What is asked:
Select every line below containing the word "Current".

Task input:
__________________________________________________

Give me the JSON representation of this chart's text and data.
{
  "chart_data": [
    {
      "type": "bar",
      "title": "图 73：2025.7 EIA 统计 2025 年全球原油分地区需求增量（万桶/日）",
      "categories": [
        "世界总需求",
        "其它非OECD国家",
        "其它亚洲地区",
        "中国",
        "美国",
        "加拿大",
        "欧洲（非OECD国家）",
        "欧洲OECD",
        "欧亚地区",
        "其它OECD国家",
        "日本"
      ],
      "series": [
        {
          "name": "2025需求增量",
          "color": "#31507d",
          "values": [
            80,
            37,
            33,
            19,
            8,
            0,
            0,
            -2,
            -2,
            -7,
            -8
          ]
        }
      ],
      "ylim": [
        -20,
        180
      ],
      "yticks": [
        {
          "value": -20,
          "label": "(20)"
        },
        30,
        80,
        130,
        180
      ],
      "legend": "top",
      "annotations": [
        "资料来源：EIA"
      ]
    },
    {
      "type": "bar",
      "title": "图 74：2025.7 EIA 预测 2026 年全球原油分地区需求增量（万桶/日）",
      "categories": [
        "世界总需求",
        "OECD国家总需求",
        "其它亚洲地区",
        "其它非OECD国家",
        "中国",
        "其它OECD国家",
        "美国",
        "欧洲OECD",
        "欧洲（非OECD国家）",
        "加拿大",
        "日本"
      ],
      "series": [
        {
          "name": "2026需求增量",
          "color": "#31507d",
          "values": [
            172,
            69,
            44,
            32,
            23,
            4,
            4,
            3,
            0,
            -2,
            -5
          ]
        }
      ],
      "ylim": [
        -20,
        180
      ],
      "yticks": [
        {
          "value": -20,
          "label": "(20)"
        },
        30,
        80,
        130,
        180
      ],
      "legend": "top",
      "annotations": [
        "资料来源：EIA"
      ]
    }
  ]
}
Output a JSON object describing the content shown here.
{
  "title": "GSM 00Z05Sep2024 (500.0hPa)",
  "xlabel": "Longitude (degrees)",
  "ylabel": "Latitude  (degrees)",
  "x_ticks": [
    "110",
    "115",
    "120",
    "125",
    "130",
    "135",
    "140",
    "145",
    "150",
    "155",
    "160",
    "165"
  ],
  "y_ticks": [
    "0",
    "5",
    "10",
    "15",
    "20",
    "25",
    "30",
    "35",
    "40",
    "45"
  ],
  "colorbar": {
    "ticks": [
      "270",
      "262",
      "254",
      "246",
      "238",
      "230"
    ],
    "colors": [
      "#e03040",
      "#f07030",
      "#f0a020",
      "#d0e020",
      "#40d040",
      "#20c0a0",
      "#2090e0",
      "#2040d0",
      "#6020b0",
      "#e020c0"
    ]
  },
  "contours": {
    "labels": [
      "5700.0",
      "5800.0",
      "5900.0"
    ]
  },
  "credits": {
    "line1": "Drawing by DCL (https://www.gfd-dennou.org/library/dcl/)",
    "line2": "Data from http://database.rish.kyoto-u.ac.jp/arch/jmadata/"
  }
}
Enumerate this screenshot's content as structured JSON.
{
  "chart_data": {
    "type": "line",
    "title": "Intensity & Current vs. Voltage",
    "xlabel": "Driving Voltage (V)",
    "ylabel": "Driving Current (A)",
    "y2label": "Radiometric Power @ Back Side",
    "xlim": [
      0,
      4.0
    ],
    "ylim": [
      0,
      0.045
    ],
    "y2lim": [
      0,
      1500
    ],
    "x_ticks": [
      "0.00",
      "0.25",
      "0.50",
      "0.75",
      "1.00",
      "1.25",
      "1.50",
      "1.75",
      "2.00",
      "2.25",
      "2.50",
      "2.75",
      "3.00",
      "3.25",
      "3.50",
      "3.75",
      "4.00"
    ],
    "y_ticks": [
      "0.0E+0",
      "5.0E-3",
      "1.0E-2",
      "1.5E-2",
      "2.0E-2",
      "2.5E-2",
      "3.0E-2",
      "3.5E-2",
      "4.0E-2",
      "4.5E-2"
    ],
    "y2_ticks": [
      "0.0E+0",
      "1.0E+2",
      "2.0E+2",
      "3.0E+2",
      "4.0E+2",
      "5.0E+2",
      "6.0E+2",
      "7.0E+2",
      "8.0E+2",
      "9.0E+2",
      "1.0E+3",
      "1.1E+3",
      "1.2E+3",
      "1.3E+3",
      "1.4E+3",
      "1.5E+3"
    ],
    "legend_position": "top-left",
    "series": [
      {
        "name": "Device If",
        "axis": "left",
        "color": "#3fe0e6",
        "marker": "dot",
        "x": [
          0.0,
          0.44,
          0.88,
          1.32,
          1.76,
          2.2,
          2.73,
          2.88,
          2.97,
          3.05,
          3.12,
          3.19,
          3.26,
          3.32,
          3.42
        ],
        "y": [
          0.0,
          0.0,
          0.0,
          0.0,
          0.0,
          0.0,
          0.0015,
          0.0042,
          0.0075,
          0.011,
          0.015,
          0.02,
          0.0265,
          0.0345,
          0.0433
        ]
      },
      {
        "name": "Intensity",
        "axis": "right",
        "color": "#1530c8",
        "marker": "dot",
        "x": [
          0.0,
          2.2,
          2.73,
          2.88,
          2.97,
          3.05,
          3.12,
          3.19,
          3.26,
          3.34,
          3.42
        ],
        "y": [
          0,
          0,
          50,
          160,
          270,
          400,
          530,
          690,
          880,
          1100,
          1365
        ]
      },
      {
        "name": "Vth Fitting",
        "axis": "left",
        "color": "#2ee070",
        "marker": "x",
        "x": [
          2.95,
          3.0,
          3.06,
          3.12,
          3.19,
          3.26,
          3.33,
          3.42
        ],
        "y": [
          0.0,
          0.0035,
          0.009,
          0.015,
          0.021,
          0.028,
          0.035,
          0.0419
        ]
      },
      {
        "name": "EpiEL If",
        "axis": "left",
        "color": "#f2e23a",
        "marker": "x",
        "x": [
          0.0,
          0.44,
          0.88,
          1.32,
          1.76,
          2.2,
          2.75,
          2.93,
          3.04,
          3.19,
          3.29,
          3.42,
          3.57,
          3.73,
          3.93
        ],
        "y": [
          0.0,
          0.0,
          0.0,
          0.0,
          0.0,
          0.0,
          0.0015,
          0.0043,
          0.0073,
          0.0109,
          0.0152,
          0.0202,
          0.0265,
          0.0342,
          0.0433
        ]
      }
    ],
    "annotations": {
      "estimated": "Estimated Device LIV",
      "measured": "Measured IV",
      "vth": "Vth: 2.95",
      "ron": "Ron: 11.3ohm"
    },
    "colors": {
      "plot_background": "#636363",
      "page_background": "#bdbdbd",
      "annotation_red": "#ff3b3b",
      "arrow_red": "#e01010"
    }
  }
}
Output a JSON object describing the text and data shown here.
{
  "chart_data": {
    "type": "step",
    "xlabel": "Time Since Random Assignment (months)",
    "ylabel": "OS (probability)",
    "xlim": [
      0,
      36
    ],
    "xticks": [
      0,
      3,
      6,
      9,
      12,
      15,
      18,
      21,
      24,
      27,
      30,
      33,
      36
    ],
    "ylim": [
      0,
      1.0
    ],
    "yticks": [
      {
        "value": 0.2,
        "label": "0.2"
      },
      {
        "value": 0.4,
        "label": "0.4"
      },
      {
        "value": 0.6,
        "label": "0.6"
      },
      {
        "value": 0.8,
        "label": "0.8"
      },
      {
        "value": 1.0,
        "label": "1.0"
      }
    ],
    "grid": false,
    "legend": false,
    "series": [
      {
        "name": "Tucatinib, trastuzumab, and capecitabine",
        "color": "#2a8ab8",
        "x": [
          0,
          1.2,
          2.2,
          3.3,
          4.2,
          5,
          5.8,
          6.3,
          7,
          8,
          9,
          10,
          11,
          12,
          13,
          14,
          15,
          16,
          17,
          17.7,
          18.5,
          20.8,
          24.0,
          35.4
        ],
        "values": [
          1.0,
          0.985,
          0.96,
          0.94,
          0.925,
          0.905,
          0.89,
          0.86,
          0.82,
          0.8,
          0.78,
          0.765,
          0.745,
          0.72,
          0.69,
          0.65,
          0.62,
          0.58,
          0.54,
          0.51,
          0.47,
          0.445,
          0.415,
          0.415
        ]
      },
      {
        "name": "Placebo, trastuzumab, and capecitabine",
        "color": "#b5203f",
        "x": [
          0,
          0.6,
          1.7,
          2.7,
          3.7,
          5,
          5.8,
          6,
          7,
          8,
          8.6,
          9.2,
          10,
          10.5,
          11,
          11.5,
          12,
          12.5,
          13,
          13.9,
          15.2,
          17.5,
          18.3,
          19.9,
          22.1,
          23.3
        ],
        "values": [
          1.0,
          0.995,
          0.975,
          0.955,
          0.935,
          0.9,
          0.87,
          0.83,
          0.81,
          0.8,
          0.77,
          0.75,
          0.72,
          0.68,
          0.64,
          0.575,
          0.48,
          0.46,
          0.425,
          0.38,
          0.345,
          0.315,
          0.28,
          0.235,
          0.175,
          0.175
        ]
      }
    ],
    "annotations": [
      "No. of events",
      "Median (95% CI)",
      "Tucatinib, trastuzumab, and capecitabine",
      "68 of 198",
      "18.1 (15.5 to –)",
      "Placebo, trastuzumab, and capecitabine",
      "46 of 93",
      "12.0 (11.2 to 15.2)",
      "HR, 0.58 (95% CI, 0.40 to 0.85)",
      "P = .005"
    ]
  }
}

__________________________________________________

Exercise solution:
    "title": "Intensity & Current vs. Voltage",
    "ylabel": "Driving Current (A)",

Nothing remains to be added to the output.